REQUIRED TASK = Track down each line that has the word "aller" and copy it.

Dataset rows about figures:
>> BEGIN

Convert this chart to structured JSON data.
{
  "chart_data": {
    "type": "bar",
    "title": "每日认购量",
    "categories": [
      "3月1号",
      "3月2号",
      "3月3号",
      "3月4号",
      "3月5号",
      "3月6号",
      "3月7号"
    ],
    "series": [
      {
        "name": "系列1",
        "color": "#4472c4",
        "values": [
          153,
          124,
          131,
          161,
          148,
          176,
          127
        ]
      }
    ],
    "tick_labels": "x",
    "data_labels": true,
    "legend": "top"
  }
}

>> END
>> BEGIN

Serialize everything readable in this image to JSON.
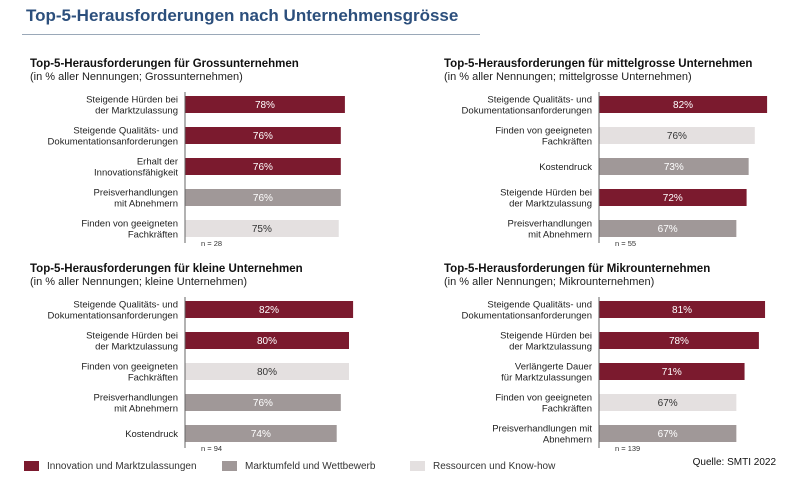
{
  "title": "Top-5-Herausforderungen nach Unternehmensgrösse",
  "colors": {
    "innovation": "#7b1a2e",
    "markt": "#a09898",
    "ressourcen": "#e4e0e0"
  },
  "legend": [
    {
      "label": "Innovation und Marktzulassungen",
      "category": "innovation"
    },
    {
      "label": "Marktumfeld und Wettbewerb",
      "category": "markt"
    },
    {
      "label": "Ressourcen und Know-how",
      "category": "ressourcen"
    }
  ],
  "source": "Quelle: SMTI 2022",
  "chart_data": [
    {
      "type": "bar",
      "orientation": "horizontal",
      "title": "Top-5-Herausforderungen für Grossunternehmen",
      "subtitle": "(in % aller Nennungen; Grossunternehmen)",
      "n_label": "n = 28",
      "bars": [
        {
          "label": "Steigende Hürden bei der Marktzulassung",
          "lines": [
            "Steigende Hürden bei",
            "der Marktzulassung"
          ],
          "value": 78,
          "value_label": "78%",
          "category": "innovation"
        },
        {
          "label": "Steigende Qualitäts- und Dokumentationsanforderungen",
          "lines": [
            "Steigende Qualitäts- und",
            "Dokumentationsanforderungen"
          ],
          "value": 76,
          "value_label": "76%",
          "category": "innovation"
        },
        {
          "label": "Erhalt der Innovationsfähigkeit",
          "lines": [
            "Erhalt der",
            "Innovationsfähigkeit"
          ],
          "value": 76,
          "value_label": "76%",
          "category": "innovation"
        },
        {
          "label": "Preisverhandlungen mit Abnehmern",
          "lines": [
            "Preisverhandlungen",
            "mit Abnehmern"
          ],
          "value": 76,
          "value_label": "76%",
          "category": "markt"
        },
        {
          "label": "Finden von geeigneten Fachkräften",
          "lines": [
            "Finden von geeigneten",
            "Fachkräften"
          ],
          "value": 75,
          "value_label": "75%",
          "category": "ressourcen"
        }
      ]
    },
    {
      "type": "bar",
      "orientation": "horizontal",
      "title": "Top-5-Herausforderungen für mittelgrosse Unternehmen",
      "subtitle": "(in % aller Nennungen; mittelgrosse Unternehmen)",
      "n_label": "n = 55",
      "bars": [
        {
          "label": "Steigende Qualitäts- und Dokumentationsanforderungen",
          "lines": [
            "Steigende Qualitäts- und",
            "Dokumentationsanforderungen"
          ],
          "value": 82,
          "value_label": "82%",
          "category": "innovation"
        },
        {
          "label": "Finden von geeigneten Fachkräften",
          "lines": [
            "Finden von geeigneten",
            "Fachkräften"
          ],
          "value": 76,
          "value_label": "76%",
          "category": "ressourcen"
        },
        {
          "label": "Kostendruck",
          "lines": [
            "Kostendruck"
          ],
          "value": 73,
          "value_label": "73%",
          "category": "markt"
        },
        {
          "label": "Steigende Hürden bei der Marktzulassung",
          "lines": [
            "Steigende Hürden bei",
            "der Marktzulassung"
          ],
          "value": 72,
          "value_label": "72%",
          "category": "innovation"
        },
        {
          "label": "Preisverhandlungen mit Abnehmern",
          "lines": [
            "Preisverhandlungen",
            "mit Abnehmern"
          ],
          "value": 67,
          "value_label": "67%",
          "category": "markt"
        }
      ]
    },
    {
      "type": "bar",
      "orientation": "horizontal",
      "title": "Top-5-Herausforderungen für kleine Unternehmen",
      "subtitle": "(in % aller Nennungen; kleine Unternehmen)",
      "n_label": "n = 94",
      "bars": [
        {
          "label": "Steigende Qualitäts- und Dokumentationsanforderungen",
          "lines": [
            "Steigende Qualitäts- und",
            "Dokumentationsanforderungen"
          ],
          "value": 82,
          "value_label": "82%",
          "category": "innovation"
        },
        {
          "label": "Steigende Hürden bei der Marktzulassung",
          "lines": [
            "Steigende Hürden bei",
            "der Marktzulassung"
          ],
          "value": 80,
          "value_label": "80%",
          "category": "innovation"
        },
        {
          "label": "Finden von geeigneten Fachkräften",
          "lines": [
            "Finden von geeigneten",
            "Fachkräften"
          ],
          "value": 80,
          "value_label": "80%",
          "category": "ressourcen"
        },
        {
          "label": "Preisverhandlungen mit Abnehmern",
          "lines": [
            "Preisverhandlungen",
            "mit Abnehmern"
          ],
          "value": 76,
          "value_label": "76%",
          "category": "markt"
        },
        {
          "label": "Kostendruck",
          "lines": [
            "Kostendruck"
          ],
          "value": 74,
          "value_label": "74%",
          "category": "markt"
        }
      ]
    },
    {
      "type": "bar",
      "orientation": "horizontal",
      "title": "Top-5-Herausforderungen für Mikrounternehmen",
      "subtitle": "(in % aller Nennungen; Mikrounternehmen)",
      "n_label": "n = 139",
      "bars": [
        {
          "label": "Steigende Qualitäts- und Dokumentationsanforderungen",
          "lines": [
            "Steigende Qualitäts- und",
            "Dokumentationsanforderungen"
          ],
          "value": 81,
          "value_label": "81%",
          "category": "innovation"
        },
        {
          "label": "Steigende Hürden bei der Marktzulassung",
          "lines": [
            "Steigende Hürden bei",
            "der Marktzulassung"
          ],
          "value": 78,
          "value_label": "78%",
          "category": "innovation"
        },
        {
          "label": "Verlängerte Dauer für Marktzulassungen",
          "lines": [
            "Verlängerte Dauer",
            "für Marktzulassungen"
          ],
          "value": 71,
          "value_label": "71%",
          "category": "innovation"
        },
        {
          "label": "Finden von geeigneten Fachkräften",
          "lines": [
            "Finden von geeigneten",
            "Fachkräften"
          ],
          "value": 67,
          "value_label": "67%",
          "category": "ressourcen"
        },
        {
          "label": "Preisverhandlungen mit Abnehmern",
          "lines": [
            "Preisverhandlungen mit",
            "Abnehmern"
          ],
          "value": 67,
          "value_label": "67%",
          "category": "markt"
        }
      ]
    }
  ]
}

>> END

FINAL ANSWER =
      "subtitle": "(in % aller Nennungen; Grossunternehmen)",
      "subtitle": "(in % aller Nennungen; mittelgrosse Unternehmen)",
      "subtitle": "(in % aller Nennungen; kleine Unternehmen)",
      "subtitle": "(in % aller Nennungen; Mikrounternehmen)",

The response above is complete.